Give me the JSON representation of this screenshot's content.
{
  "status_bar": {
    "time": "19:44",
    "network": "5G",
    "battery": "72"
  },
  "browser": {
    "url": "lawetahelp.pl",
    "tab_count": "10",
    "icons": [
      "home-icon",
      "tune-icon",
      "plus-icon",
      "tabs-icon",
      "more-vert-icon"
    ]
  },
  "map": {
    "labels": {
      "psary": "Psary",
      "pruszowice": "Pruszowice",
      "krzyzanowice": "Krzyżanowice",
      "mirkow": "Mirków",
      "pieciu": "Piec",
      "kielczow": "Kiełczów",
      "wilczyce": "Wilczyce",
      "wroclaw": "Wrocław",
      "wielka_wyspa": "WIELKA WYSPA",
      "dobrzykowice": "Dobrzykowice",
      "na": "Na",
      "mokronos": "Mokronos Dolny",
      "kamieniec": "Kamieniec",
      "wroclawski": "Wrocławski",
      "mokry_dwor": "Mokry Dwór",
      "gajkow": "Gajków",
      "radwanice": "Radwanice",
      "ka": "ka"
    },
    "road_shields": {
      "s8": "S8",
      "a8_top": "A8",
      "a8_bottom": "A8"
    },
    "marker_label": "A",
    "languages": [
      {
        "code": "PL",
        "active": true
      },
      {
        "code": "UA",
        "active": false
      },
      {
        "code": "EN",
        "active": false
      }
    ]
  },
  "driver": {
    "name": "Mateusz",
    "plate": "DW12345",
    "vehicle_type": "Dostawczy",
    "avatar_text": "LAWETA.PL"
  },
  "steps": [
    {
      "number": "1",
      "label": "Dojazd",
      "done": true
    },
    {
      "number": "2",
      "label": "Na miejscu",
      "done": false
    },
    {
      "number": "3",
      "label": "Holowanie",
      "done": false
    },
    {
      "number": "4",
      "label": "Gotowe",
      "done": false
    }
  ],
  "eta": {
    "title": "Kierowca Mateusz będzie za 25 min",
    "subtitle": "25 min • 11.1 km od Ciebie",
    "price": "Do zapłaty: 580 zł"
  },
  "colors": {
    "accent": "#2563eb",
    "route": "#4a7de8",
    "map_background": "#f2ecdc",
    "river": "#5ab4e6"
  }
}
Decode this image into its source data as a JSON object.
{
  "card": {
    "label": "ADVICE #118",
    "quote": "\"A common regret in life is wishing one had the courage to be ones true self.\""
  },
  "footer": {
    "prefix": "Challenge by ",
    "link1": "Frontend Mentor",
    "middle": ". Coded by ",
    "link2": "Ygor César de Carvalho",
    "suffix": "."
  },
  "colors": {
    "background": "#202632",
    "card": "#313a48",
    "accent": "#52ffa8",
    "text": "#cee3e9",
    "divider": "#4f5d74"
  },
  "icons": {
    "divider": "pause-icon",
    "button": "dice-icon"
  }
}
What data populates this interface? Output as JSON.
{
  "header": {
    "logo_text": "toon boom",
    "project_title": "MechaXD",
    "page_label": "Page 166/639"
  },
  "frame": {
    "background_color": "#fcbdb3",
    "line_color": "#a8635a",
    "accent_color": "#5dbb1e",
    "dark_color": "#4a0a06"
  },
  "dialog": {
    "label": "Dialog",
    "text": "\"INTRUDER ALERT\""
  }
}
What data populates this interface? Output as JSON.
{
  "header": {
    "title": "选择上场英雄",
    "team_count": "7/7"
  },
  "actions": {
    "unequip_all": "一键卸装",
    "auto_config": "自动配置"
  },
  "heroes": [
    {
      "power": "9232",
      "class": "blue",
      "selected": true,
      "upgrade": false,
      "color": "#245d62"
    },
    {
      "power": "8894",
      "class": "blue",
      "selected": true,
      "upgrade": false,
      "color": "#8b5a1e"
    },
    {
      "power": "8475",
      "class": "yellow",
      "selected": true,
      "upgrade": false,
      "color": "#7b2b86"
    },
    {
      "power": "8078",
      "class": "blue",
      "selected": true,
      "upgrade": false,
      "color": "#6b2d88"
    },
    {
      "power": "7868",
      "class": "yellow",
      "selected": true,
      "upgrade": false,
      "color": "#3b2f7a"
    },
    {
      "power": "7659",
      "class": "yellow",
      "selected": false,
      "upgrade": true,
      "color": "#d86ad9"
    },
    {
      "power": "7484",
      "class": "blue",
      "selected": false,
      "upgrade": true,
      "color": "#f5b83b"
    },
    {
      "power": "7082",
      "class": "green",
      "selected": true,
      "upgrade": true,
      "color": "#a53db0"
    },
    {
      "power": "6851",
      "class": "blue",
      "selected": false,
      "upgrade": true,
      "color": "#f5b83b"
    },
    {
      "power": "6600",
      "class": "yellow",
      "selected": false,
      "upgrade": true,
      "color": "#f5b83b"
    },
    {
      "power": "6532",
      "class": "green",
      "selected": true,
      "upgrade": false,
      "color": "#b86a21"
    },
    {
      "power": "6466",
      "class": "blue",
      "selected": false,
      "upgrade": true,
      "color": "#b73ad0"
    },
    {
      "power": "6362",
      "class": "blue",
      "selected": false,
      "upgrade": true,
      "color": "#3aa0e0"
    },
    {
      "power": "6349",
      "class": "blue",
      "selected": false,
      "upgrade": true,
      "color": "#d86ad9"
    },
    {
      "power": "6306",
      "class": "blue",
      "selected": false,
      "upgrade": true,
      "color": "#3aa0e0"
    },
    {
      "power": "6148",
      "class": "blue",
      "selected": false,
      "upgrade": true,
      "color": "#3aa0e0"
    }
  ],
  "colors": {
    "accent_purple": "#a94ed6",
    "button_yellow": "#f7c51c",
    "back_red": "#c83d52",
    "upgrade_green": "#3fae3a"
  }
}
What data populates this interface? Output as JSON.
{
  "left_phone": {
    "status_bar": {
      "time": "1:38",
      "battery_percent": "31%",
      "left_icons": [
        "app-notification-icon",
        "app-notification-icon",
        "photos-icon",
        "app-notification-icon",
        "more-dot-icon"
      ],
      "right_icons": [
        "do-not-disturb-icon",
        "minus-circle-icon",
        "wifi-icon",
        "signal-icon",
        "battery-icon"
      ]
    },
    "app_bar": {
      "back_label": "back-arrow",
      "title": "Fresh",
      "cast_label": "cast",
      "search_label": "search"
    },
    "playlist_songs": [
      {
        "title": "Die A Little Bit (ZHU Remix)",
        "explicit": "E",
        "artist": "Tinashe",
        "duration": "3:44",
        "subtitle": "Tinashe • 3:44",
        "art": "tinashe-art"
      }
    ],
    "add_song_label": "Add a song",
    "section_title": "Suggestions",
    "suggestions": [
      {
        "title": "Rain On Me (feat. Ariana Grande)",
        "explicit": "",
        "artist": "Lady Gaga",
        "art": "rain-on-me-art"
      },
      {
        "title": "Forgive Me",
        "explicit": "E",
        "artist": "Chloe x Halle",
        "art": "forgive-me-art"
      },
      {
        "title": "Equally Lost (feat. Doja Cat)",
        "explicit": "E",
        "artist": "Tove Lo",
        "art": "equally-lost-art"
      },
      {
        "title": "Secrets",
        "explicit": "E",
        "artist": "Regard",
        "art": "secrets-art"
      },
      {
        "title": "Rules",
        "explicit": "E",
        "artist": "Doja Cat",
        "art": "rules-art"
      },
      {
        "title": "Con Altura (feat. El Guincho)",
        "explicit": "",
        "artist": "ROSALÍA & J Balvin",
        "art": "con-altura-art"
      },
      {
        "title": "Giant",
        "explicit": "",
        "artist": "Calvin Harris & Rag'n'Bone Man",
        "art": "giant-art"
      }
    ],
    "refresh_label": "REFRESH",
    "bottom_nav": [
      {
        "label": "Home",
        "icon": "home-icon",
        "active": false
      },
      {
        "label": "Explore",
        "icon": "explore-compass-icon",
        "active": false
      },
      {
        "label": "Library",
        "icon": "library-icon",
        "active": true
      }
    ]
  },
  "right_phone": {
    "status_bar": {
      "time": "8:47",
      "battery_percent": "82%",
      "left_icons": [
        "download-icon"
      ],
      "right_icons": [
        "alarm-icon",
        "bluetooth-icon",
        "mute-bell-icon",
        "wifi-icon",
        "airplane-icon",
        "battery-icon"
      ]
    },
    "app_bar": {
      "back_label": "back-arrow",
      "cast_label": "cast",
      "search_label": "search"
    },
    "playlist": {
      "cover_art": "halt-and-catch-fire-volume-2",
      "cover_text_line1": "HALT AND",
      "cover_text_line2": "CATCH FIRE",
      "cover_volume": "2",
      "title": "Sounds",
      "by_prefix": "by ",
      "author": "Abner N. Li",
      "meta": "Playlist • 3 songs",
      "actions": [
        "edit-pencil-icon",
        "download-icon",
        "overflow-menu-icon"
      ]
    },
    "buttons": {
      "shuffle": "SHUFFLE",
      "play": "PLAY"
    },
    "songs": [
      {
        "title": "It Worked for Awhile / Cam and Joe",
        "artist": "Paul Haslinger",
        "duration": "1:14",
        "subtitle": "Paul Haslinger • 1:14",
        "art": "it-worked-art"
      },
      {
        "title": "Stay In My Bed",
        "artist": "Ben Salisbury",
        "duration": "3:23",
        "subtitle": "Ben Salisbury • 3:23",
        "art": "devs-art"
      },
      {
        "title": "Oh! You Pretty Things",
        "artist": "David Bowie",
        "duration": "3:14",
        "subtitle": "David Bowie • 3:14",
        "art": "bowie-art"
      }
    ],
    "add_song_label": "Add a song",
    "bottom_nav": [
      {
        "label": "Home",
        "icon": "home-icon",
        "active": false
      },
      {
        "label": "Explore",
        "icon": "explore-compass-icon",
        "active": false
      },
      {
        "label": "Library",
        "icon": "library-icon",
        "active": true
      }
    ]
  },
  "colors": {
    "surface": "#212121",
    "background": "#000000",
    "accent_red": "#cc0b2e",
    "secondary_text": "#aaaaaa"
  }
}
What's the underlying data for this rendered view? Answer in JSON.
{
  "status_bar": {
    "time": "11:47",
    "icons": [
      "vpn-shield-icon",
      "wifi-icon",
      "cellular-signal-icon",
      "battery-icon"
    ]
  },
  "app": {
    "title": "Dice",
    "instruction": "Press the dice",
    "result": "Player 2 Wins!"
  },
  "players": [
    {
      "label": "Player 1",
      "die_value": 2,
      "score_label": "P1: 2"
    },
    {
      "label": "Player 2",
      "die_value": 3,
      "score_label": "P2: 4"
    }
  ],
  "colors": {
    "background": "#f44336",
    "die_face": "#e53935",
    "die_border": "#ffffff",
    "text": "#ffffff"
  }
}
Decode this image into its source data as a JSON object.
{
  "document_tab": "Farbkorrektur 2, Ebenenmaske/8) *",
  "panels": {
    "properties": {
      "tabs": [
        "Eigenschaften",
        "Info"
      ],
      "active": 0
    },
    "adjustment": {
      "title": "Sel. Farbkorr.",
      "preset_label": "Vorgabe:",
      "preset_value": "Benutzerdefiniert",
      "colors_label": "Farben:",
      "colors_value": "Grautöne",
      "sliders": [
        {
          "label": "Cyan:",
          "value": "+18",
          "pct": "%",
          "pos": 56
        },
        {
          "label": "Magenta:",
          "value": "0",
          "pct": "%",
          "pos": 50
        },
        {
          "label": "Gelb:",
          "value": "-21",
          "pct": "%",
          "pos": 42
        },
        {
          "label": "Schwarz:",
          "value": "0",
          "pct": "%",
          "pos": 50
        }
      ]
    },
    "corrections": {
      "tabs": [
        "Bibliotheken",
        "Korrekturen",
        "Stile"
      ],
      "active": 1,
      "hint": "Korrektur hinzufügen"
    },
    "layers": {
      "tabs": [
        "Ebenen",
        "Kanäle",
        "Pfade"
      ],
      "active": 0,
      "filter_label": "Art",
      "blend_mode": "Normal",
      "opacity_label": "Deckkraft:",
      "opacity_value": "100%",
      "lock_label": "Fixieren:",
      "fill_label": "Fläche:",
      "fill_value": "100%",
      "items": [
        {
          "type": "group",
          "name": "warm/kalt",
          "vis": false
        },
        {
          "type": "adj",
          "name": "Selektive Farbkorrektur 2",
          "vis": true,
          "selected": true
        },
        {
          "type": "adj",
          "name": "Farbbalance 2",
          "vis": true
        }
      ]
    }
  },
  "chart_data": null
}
|---|
Identify and copy all lines with the word "Mateusz".

▶ [RESULT OF THE EXERCISE]
    "name": "Mateusz",
    "title": "Kierowca Mateusz będzie za 25 min",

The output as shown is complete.